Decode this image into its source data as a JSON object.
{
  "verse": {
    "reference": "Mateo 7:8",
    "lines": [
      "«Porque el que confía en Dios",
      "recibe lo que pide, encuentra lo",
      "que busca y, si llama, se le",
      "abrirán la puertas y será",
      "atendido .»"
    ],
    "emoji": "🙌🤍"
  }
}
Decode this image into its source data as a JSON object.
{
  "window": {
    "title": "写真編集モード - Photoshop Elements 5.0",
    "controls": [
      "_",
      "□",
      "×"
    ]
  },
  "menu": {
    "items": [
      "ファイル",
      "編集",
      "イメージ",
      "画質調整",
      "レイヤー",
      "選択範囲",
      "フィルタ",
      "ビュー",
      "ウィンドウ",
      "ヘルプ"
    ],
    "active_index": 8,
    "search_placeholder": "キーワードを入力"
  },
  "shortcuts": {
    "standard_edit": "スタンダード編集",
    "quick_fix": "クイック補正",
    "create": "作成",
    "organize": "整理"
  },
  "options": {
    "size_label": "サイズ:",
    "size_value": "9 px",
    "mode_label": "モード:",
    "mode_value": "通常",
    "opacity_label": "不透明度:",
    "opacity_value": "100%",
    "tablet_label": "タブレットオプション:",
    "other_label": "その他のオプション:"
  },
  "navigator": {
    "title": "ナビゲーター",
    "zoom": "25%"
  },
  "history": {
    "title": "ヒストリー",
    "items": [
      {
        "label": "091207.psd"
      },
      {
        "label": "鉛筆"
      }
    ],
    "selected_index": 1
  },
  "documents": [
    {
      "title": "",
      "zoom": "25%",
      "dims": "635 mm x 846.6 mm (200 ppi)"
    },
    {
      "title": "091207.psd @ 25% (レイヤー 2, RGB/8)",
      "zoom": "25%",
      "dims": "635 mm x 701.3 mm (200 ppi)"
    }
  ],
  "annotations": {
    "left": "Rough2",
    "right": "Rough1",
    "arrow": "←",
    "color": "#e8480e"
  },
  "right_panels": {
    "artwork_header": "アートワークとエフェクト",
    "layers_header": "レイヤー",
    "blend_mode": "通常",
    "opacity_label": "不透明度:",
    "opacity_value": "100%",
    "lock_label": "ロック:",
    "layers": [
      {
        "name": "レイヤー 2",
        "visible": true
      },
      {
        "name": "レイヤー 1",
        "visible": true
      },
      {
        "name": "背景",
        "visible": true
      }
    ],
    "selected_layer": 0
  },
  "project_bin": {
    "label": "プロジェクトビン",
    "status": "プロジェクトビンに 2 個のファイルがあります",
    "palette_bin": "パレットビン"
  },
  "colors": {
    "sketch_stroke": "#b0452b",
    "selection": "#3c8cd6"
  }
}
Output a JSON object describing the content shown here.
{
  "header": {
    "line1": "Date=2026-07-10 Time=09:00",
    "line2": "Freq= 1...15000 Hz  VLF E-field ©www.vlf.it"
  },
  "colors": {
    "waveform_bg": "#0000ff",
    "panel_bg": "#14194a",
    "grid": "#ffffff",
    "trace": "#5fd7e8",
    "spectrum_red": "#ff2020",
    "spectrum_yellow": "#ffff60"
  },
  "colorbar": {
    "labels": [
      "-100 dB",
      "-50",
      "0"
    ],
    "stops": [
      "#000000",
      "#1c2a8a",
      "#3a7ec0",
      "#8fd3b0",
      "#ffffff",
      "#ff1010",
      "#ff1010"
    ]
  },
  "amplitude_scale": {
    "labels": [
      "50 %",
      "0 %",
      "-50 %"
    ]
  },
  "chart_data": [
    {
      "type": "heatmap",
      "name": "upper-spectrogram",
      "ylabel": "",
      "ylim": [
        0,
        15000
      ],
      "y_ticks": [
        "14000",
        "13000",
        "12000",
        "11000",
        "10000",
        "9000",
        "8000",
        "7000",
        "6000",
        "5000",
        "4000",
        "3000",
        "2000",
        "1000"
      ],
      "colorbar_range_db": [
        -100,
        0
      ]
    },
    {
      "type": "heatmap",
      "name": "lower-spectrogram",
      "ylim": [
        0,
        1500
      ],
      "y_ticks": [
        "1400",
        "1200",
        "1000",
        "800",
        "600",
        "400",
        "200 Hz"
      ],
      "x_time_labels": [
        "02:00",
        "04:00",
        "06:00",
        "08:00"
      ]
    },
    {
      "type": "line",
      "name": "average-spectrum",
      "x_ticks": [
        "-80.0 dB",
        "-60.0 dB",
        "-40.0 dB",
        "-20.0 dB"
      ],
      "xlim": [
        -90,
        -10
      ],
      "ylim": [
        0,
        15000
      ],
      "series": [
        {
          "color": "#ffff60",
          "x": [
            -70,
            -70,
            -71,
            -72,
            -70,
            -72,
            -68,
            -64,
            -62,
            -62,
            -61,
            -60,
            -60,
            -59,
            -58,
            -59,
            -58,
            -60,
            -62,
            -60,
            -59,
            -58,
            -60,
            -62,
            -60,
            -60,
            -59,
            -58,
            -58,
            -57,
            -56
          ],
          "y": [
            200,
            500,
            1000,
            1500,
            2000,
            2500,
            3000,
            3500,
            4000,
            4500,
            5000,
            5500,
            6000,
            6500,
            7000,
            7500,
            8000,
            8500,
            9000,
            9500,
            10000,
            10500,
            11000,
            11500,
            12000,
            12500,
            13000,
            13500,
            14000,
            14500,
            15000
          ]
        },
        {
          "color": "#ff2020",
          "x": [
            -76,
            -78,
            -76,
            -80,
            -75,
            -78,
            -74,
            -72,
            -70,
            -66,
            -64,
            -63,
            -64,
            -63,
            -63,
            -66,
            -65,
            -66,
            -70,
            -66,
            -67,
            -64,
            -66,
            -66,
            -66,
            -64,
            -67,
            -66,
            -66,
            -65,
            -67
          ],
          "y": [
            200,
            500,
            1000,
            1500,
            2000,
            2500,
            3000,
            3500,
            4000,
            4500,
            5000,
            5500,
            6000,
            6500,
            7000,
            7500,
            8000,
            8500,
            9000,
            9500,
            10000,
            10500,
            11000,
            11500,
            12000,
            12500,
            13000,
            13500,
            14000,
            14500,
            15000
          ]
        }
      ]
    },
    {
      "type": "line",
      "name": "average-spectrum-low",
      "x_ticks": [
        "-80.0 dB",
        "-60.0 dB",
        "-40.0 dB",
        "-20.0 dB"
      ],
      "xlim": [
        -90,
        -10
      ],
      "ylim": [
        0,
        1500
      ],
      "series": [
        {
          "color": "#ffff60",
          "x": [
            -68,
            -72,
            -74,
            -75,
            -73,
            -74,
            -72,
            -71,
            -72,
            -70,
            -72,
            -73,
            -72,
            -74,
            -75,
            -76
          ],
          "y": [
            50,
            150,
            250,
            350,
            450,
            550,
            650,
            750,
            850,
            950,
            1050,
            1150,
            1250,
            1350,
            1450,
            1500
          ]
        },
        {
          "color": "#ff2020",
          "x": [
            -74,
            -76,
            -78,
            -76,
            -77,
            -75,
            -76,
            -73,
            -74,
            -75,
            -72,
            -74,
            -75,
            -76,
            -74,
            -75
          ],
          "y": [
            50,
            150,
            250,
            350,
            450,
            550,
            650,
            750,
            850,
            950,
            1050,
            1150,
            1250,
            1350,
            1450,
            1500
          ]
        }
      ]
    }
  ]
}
# # #
[Given request] Copy out the material above in its entirety. Every detail must match.

[Task solution]
Decode this image into its source data as a JSON object.
{
  "verse": {
    "reference": "Mateo 7:8",
    "lines": [
      "«Porque el que confía en Dios",
      "recibe lo que pide, encuentra lo",
      "que busca y, si llama, se le",
      "abrirán la puertas y será",
      "atendido .»"
    ],
    "emoji": "🙌🤍"
  }
}
Decode this image into its source data as a JSON object.
{
  "window": {
    "title": "写真編集モード - Photoshop Elements 5.0",
    "controls": [
      "_",
      "□",
      "×"
    ]
  },
  "menu": {
    "items": [
      "ファイル",
      "編集",
      "イメージ",
      "画質調整",
      "レイヤー",
      "選択範囲",
      "フィルタ",
      "ビュー",
      "ウィンドウ",
      "ヘルプ"
    ],
    "active_index": 8,
    "search_placeholder": "キーワードを入力"
  },
  "shortcuts": {
    "standard_edit": "スタンダード編集",
    "quick_fix": "クイック補正",
    "create": "作成",
    "organize": "整理"
  },
  "options": {
    "size_label": "サイズ:",
    "size_value": "9 px",
    "mode_label": "モード:",
    "mode_value": "通常",
    "opacity_label": "不透明度:",
    "opacity_value": "100%",
    "tablet_label": "タブレットオプション:",
    "other_label": "その他のオプション:"
  },
  "navigator": {
    "title": "ナビゲーター",
    "zoom": "25%"
  },
  "history": {
    "title": "ヒストリー",
    "items": [
      {
        "label": "091207.psd"
      },
      {
        "label": "鉛筆"
      }
    ],
    "selected_index": 1
  },
  "documents": [
    {
      "title": "",
      "zoom": "25%",
      "dims": "635 mm x 846.6 mm (200 ppi)"
    },
    {
      "title": "091207.psd @ 25% (レイヤー 2, RGB/8)",
      "zoom": "25%",
      "dims": "635 mm x 701.3 mm (200 ppi)"
    }
  ],
  "annotations": {
    "left": "Rough2",
    "right": "Rough1",
    "arrow": "←",
    "color": "#e8480e"
  },
  "right_panels": {
    "artwork_header": "アートワークとエフェクト",
    "layers_header": "レイヤー",
    "blend_mode": "通常",
    "opacity_label": "不透明度:",
    "opacity_value": "100%",
    "lock_label": "ロック:",
    "layers": [
      {
        "name": "レイヤー 2",
        "visible": true
      },
      {
        "name": "レイヤー 1",
        "visible": true
      },
      {
        "name": "背景",
        "visible": true
      }
    ],
    "selected_layer": 0
  },
  "project_bin": {
    "label": "プロジェクトビン",
    "status": "プロジェクトビンに 2 個のファイルがあります",
    "palette_bin": "パレットビン"
  },
  "colors": {
    "sketch_stroke": "#b0452b",
    "selection": "#3c8cd6"
  }
}
Output a JSON object describing the content shown here.
{
  "header": {
    "line1": "Date=2026-07-10 Time=09:00",
    "line2": "Freq= 1...15000 Hz  VLF E-field ©www.vlf.it"
  },
  "colors": {
    "waveform_bg": "#0000ff",
    "panel_bg": "#14194a",
    "grid": "#ffffff",
    "trace": "#5fd7e8",
    "spectrum_red": "#ff2020",
    "spectrum_yellow": "#ffff60"
  },
  "colorbar": {
    "labels": [
      "-100 dB",
      "-50",
      "0"
    ],
    "stops": [
      "#000000",
      "#1c2a8a",
      "#3a7ec0",
      "#8fd3b0",
      "#ffffff",
      "#ff1010",
      "#ff1010"
    ]
  },
  "amplitude_scale": {
    "labels": [
      "50 %",
      "0 %",
      "-50 %"
    ]
  },
  "chart_data": [
    {
      "type": "heatmap",
      "name": "upper-spectrogram",
      "ylabel": "",
      "ylim": [
        0,
        15000
      ],
      "y_ticks": [
        "14000",
        "13000",
        "12000",
        "11000",
        "10000",
        "9000",
        "8000",
        "7000",
        "6000",
        "5000",
        "4000",
        "3000",
        "2000",
        "1000"
      ],
      "colorbar_range_db": [
        -100,
        0
      ]
    },
    {
      "type": "heatmap",
      "name": "lower-spectrogram",
      "ylim": [
        0,
        1500
      ],
      "y_ticks": [
        "1400",
        "1200",
        "1000",
        "800",
        "600",
        "400",
        "200 Hz"
      ],
      "x_time_labels": [
        "02:00",
        "04:00",
        "06:00",
        "08:00"
      ]
    },
    {
      "type": "line",
      "name": "average-spectrum",
      "x_ticks": [
        "-80.0 dB",
        "-60.0 dB",
        "-40.0 dB",
        "-20.0 dB"
      ],
      "xlim": [
        -90,
        -10
      ],
      "ylim": [
        0,
        15000
      ],
      "series": [
        {
          "color": "#ffff60",
          "x": [
            -70,
            -70,
            -71,
            -72,
            -70,
            -72,
            -68,
            -64,
            -62,
            -62,
            -61,
            -60,
            -60,
            -59,
            -58,
            -59,
            -58,
            -60,
            -62,
            -60,
            -59,
            -58,
            -60,
            -62,
            -60,
            -60,
            -59,
            -58,
            -58,
            -57,
            -56
          ],
          "y": [
            200,
            500,
            1000,
            1500,
            2000,
            2500,
            3000,
            3500,
            4000,
            4500,
            5000,
            5500,
            6000,
            6500,
            7000,
            7500,
            8000,
            8500,
            9000,
            9500,
            10000,
            10500,
            11000,
            11500,
            12000,
            12500,
            13000,
            13500,
            14000,
            14500,
            15000
          ]
        },
        {
          "color": "#ff2020",
          "x": [
            -76,
            -78,
            -76,
            -80,
            -75,
            -78,
            -74,
            -72,
            -70,
            -66,
            -64,
            -63,
            -64,
            -63,
            -63,
            -66,
            -65,
            -66,
            -70,
            -66,
            -67,
            -64,
            -66,
            -66,
            -66,
            -64,
            -67,
            -66,
            -66,
            -65,
            -67
          ],
          "y": [
            200,
            500,
            1000,
            1500,
            2000,
            2500,
            3000,
            3500,
            4000,
            4500,
            5000,
            5500,
            6000,
            6500,
            7000,
            7500,
            8000,
            8500,
            9000,
            9500,
            10000,
            10500,
            11000,
            11500,
            12000,
            12500,
            13000,
            13500,
            14000,
            14500,
            15000
          ]
        }
      ]
    },
    {
      "type": "line",
      "name": "average-spectrum-low",
      "x_ticks": [
        "-80.0 dB",
        "-60.0 dB",
        "-40.0 dB",
        "-20.0 dB"
      ],
      "xlim": [
        -90,
        -10
      ],
      "ylim": [
        0,
        1500
      ],
      "series": [
        {
          "color": "#ffff60",
          "x": [
            -68,
            -72,
            -74,
            -75,
            -73,
            -74,
            -72,
            -71,
            -72,
            -70,
            -72,
            -73,
            -72,
            -74,
            -75,
            -76
          ],
          "y": [
            50,
            150,
            250,
            350,
            450,
            550,
            650,
            750,
            850,
            950,
            1050,
            1150,
            1250,
            1350,
            1450,
            1500
          ]
        },
        {
          "color": "#ff2020",
          "x": [
            -74,
            -76,
            -78,
            -76,
            -77,
            -75,
            -76,
            -73,
            -74,
            -75,
            -72,
            -74,
            -75,
            -76,
            -74,
            -75
          ],
          "y": [
            50,
            150,
            250,
            350,
            450,
            550,
            650,
            750,
            850,
            950,
            1050,
            1150,
            1250,
            1350,
            1450,
            1500
          ]
        }
      ]
    }
  ]
}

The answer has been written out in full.